Exercise - Print the data exactly, leaving nothing out.

☆ ☆ ☆ ☆ ☆ ☆ ☆

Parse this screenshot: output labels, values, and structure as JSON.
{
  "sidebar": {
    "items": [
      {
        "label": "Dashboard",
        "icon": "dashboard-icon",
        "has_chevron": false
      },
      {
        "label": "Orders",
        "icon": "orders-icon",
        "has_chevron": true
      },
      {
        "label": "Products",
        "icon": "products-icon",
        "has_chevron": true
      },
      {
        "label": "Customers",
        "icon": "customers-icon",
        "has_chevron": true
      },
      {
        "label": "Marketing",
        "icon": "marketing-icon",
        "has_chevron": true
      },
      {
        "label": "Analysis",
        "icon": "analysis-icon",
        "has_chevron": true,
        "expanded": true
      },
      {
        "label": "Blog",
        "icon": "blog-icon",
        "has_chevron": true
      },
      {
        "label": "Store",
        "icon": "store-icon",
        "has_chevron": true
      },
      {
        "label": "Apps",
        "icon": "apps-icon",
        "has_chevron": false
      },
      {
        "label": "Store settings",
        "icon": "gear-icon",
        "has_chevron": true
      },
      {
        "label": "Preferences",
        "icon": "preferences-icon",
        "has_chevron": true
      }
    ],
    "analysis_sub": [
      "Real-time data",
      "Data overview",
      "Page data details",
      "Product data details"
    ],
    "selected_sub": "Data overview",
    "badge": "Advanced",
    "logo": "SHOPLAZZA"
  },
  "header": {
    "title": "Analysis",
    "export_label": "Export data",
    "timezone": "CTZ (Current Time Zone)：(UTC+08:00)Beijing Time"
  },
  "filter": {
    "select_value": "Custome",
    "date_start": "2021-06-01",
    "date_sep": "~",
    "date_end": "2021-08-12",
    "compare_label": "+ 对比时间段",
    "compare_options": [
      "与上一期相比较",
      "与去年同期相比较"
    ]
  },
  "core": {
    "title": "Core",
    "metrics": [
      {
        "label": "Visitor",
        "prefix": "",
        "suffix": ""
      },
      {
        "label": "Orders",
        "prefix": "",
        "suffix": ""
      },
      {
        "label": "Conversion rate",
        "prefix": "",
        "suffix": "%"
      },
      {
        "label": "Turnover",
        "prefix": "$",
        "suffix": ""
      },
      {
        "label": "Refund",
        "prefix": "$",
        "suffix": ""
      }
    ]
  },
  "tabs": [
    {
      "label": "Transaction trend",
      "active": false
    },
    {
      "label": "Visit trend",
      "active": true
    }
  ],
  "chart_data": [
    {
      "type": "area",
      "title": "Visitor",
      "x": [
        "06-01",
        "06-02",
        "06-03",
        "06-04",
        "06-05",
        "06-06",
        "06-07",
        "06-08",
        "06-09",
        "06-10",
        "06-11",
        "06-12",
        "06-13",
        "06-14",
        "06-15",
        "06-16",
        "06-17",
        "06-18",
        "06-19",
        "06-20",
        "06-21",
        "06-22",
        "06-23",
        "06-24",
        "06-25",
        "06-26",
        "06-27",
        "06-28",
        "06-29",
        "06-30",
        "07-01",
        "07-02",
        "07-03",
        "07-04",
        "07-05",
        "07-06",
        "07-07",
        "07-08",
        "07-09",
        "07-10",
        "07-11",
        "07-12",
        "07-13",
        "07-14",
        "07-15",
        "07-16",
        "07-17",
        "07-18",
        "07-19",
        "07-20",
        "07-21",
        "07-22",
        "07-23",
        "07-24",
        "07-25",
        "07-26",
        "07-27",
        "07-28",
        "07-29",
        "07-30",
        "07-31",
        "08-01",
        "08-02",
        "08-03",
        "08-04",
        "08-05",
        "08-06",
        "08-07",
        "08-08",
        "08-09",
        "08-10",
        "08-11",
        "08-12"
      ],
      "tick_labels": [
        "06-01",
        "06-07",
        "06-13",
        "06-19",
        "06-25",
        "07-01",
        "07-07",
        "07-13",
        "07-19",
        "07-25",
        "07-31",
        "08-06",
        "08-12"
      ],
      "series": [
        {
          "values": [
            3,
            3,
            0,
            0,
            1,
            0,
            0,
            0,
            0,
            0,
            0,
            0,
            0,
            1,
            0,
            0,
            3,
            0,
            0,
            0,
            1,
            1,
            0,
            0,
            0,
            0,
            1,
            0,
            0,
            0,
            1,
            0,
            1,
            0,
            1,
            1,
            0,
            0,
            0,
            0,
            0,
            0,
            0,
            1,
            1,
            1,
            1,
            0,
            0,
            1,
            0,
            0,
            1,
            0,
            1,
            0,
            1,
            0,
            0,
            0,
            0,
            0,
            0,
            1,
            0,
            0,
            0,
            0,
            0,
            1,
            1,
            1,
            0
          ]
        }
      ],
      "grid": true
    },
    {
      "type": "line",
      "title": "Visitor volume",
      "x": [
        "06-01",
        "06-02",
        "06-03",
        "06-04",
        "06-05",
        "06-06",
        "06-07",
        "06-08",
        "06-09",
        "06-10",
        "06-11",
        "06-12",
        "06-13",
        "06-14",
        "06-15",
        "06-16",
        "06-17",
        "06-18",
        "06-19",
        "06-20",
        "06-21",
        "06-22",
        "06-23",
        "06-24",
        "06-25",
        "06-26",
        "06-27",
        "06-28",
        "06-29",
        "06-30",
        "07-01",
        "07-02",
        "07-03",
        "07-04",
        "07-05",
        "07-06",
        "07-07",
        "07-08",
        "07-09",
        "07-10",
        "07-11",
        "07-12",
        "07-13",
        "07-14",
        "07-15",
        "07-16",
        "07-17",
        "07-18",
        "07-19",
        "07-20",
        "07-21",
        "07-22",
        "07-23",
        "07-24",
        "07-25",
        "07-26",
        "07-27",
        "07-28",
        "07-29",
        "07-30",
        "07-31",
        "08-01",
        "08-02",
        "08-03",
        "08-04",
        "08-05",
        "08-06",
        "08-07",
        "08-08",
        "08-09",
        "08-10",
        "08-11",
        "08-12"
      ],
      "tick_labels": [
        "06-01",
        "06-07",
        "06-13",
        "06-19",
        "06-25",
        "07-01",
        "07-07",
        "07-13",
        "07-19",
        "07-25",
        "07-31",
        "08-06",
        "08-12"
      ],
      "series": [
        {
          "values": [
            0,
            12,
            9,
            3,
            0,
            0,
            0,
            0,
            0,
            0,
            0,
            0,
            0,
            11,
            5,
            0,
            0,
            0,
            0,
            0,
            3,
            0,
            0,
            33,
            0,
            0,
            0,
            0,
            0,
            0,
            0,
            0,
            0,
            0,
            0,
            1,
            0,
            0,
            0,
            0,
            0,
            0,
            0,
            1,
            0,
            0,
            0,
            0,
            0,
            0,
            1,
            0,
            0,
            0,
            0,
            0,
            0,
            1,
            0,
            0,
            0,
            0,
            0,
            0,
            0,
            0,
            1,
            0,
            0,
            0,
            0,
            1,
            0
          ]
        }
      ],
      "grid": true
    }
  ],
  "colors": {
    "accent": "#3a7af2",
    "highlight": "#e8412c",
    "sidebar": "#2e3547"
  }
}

☆ ☆ ☆ ☆ ☆ ☆ ☆

Task result -
Parse this screenshot: output labels, values, and structure as JSON.
{
  "sidebar": {
    "items": [
      {
        "label": "Dashboard",
        "icon": "dashboard-icon",
        "has_chevron": false
      },
      {
        "label": "Orders",
        "icon": "orders-icon",
        "has_chevron": true
      },
      {
        "label": "Products",
        "icon": "products-icon",
        "has_chevron": true
      },
      {
        "label": "Customers",
        "icon": "customers-icon",
        "has_chevron": true
      },
      {
        "label": "Marketing",
        "icon": "marketing-icon",
        "has_chevron": true
      },
      {
        "label": "Analysis",
        "icon": "analysis-icon",
        "has_chevron": true,
        "expanded": true
      },
      {
        "label": "Blog",
        "icon": "blog-icon",
        "has_chevron": true
      },
      {
        "label": "Store",
        "icon": "store-icon",
        "has_chevron": true
      },
      {
        "label": "Apps",
        "icon": "apps-icon",
        "has_chevron": false
      },
      {
        "label": "Store settings",
        "icon": "gear-icon",
        "has_chevron": true
      },
      {
        "label": "Preferences",
        "icon": "preferences-icon",
        "has_chevron": true
      }
    ],
    "analysis_sub": [
      "Real-time data",
      "Data overview",
      "Page data details",
      "Product data details"
    ],
    "selected_sub": "Data overview",
    "badge": "Advanced",
    "logo": "SHOPLAZZA"
  },
  "header": {
    "title": "Analysis",
    "export_label": "Export data",
    "timezone": "CTZ (Current Time Zone)：(UTC+08:00)Beijing Time"
  },
  "filter": {
    "select_value": "Custome",
    "date_start": "2021-06-01",
    "date_sep": "~",
    "date_end": "2021-08-12",
    "compare_label": "+ 对比时间段",
    "compare_options": [
      "与上一期相比较",
      "与去年同期相比较"
    ]
  },
  "core": {
    "title": "Core",
    "metrics": [
      {
        "label": "Visitor",
        "prefix": "",
        "suffix": ""
      },
      {
        "label": "Orders",
        "prefix": "",
        "suffix": ""
      },
      {
        "label": "Conversion rate",
        "prefix": "",
        "suffix": "%"
      },
      {
        "label": "Turnover",
        "prefix": "$",
        "suffix": ""
      },
      {
        "label": "Refund",
        "prefix": "$",
        "suffix": ""
      }
    ]
  },
  "tabs": [
    {
      "label": "Transaction trend",
      "active": false
    },
    {
      "label": "Visit trend",
      "active": true
    }
  ],
  "chart_data": [
    {
      "type": "area",
      "title": "Visitor",
      "x": [
        "06-01",
        "06-02",
        "06-03",
        "06-04",
        "06-05",
        "06-06",
        "06-07",
        "06-08",
        "06-09",
        "06-10",
        "06-11",
        "06-12",
        "06-13",
        "06-14",
        "06-15",
        "06-16",
        "06-17",
        "06-18",
        "06-19",
        "06-20",
        "06-21",
        "06-22",
        "06-23",
        "06-24",
        "06-25",
        "06-26",
        "06-27",
        "06-28",
        "06-29",
        "06-30",
        "07-01",
        "07-02",
        "07-03",
        "07-04",
        "07-05",
        "07-06",
        "07-07",
        "07-08",
        "07-09",
        "07-10",
        "07-11",
        "07-12",
        "07-13",
        "07-14",
        "07-15",
        "07-16",
        "07-17",
        "07-18",
        "07-19",
        "07-20",
        "07-21",
        "07-22",
        "07-23",
        "07-24",
        "07-25",
        "07-26",
        "07-27",
        "07-28",
        "07-29",
        "07-30",
        "07-31",
        "08-01",
        "08-02",
        "08-03",
        "08-04",
        "08-05",
        "08-06",
        "08-07",
        "08-08",
        "08-09",
        "08-10",
        "08-11",
        "08-12"
      ],
      "tick_labels": [
        "06-01",
        "06-07",
        "06-13",
        "06-19",
        "06-25",
        "07-01",
        "07-07",
        "07-13",
        "07-19",
        "07-25",
        "07-31",
        "08-06",
        "08-12"
      ],
      "series": [
        {
          "values": [
            3,
            3,
            0,
            0,
            1,
            0,
            0,
            0,
            0,
            0,
            0,
            0,
            0,
            1,
            0,
            0,
            3,
            0,
            0,
            0,
            1,
            1,
            0,
            0,
            0,
            0,
            1,
            0,
            0,
            0,
            1,
            0,
            1,
            0,
            1,
            1,
            0,
            0,
            0,
            0,
            0,
            0,
            0,
            1,
            1,
            1,
            1,
            0,
            0,
            1,
            0,
            0,
            1,
            0,
            1,
            0,
            1,
            0,
            0,
            0,
            0,
            0,
            0,
            1,
            0,
            0,
            0,
            0,
            0,
            1,
            1,
            1,
            0
          ]
        }
      ],
      "grid": true
    },
    {
      "type": "line",
      "title": "Visitor volume",
      "x": [
        "06-01",
        "06-02",
        "06-03",
        "06-04",
        "06-05",
        "06-06",
        "06-07",
        "06-08",
        "06-09",
        "06-10",
        "06-11",
        "06-12",
        "06-13",
        "06-14",
        "06-15",
        "06-16",
        "06-17",
        "06-18",
        "06-19",
        "06-20",
        "06-21",
        "06-22",
        "06-23",
        "06-24",
        "06-25",
        "06-26",
        "06-27",
        "06-28",
        "06-29",
        "06-30",
        "07-01",
        "07-02",
        "07-03",
        "07-04",
        "07-05",
        "07-06",
        "07-07",
        "07-08",
        "07-09",
        "07-10",
        "07-11",
        "07-12",
        "07-13",
        "07-14",
        "07-15",
        "07-16",
        "07-17",
        "07-18",
        "07-19",
        "07-20",
        "07-21",
        "07-22",
        "07-23",
        "07-24",
        "07-25",
        "07-26",
        "07-27",
        "07-28",
        "07-29",
        "07-30",
        "07-31",
        "08-01",
        "08-02",
        "08-03",
        "08-04",
        "08-05",
        "08-06",
        "08-07",
        "08-08",
        "08-09",
        "08-10",
        "08-11",
        "08-12"
      ],
      "tick_labels": [
        "06-01",
        "06-07",
        "06-13",
        "06-19",
        "06-25",
        "07-01",
        "07-07",
        "07-13",
        "07-19",
        "07-25",
        "07-31",
        "08-06",
        "08-12"
      ],
      "series": [
        {
          "values": [
            0,
            12,
            9,
            3,
            0,
            0,
            0,
            0,
            0,
            0,
            0,
            0,
            0,
            11,
            5,
            0,
            0,
            0,
            0,
            0,
            3,
            0,
            0,
            33,
            0,
            0,
            0,
            0,
            0,
            0,
            0,
            0,
            0,
            0,
            0,
            1,
            0,
            0,
            0,
            0,
            0,
            0,
            0,
            1,
            0,
            0,
            0,
            0,
            0,
            0,
            1,
            0,
            0,
            0,
            0,
            0,
            0,
            1,
            0,
            0,
            0,
            0,
            0,
            0,
            0,
            0,
            1,
            0,
            0,
            0,
            0,
            1,
            0
          ]
        }
      ],
      "grid": true
    }
  ],
  "colors": {
    "accent": "#3a7af2",
    "highlight": "#e8412c",
    "sidebar": "#2e3547"
  }
}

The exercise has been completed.